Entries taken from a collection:
******

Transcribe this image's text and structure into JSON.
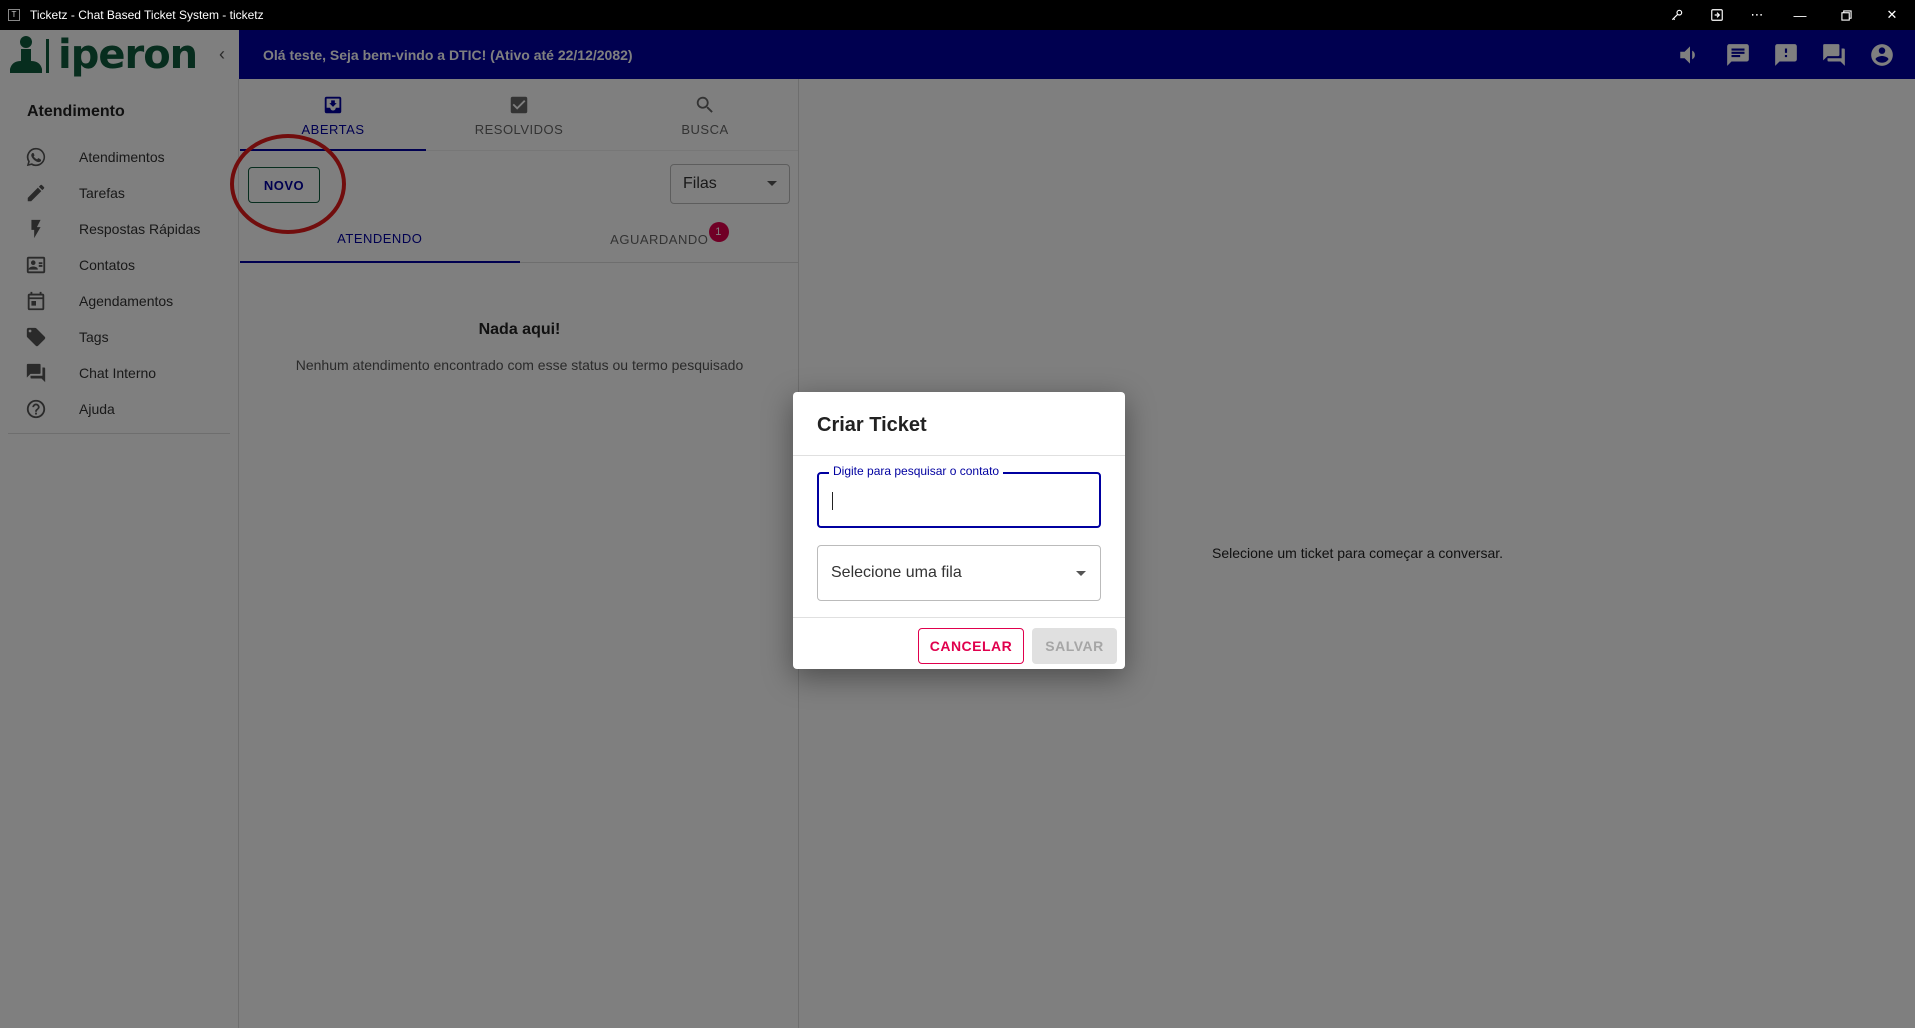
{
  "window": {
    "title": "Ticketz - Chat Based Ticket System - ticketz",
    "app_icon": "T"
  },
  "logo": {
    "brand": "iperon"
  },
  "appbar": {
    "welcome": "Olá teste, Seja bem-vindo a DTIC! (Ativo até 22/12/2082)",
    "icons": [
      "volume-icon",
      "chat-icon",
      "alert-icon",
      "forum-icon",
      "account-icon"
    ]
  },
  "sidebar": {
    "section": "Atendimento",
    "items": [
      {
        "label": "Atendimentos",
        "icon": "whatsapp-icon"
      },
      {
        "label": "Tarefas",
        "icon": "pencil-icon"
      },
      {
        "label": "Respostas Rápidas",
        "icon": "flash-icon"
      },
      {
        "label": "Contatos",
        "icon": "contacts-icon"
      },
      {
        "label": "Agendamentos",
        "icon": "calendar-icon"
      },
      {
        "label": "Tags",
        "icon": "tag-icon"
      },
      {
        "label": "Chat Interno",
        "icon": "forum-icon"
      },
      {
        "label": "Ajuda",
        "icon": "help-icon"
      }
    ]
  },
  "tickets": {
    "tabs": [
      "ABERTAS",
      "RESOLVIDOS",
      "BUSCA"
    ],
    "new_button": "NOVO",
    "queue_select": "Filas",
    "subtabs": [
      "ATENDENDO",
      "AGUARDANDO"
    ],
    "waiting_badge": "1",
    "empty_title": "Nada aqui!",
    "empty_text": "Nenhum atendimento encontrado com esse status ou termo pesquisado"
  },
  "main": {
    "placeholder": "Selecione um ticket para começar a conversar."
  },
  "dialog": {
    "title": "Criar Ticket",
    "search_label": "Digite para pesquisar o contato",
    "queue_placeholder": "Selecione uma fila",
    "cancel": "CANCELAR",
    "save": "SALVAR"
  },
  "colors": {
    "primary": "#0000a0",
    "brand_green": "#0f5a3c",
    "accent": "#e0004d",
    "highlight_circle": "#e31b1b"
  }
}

******

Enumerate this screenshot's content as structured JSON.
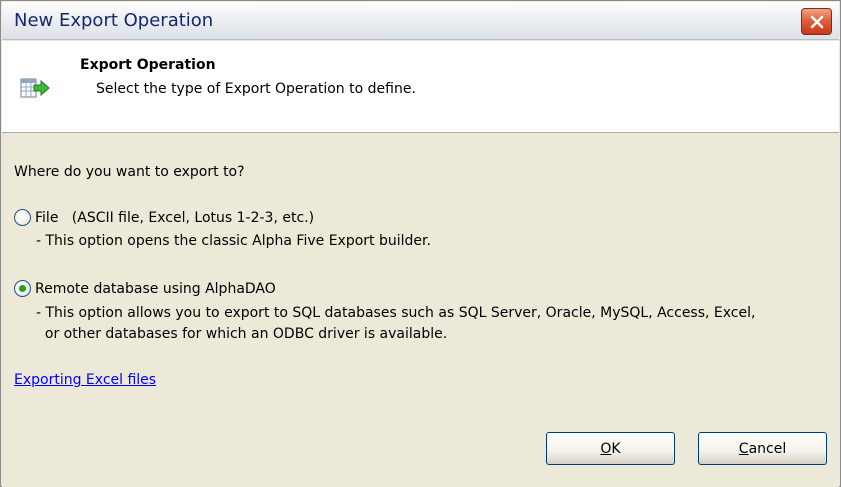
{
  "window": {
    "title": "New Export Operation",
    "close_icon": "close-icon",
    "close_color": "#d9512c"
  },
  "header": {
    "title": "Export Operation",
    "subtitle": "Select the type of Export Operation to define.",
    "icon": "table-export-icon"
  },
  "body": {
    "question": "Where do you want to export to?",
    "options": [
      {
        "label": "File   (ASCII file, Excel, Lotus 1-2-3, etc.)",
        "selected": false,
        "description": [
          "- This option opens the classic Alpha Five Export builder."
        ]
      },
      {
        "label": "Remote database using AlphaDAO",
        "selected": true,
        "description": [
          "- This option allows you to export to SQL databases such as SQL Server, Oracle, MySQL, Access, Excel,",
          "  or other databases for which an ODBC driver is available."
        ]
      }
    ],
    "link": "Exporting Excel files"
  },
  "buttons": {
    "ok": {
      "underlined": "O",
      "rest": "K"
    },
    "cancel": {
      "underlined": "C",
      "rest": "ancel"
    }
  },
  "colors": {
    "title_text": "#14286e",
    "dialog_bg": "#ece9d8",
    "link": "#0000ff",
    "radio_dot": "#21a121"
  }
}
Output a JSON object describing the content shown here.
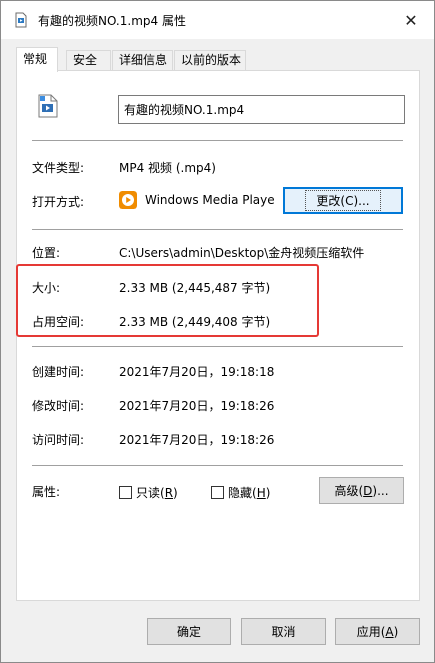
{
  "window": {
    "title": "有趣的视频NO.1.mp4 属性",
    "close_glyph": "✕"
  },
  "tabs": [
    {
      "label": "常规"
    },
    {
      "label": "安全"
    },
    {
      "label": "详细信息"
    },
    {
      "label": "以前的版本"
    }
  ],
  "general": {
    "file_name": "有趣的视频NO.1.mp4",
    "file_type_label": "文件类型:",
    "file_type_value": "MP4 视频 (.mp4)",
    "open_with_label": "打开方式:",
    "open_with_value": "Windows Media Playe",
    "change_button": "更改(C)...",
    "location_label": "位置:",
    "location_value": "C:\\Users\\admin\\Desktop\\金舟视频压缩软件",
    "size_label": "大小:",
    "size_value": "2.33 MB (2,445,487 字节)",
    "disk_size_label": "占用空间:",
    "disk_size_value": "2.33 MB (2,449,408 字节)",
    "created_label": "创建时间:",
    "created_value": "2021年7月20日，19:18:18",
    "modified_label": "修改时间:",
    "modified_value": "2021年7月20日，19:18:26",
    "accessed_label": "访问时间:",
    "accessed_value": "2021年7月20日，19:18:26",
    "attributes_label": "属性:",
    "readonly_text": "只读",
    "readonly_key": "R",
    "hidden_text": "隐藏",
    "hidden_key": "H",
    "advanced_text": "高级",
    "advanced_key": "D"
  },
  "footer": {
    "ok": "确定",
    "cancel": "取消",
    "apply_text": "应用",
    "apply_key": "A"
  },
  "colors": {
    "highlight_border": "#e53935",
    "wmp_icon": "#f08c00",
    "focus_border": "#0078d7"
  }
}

******

▶ Requirement: For the string "para", count the lines of the entries above that include it; answer with the number only.

▶ Exercise output: 2